● Problem to solve:
Select the lines that contain "this" and copy each of them.

● Exercise data:
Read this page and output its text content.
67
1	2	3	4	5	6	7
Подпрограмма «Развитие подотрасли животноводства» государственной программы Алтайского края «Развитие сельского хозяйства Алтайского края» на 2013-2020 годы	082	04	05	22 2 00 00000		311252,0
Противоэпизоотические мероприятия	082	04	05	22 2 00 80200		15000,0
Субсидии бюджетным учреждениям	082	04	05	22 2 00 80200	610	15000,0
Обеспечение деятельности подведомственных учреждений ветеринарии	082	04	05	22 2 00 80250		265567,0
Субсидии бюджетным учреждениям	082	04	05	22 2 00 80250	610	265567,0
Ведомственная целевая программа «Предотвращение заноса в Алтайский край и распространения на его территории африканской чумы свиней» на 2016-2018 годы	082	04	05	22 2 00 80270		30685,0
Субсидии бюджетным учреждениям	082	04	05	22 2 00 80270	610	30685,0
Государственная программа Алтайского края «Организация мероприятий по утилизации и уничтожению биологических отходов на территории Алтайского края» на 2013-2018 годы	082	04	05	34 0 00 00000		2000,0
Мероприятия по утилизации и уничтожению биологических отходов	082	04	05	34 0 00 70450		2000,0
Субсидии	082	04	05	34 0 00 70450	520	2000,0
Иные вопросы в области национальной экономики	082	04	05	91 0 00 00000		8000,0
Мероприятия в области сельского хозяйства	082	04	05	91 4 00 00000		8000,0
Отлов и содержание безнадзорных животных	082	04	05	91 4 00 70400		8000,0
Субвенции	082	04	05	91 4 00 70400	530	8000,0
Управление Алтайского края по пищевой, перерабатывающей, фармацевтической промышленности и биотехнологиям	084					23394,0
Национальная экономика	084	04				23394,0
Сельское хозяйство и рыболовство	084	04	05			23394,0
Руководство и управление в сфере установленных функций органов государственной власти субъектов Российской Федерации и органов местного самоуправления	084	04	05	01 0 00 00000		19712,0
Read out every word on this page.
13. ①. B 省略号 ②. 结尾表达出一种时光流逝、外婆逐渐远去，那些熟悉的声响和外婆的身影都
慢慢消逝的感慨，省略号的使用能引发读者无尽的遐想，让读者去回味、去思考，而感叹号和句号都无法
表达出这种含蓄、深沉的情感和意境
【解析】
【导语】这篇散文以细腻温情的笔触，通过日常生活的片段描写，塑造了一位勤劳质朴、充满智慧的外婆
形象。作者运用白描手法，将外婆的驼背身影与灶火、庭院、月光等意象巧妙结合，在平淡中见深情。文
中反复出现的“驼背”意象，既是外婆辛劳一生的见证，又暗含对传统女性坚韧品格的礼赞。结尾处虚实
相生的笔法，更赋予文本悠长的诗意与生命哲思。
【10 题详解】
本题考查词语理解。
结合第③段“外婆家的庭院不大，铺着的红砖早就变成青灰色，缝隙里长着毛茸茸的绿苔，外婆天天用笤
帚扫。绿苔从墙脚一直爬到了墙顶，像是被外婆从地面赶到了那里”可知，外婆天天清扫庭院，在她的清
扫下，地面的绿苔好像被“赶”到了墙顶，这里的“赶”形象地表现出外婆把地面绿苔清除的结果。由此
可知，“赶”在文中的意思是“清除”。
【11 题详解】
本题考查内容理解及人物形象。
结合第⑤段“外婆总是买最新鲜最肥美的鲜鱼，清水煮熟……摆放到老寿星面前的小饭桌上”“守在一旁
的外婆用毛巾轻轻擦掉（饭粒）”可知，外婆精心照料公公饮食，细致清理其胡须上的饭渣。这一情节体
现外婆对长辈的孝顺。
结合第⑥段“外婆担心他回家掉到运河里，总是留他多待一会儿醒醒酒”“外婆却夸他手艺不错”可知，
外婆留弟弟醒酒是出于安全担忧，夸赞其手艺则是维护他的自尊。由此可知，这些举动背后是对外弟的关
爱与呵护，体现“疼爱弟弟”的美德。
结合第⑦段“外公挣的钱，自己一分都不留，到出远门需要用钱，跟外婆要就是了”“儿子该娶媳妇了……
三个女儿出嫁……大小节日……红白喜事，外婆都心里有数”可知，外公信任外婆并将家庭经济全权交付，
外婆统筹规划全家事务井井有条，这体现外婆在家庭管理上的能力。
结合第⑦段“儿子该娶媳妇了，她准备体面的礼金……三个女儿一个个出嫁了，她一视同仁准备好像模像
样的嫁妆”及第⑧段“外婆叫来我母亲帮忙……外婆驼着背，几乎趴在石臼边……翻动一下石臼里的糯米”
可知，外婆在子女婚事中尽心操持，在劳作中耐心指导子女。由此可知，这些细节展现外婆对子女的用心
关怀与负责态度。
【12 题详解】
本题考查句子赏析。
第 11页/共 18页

● Task response:
Read this page and output its text content.
Read out every word on this page.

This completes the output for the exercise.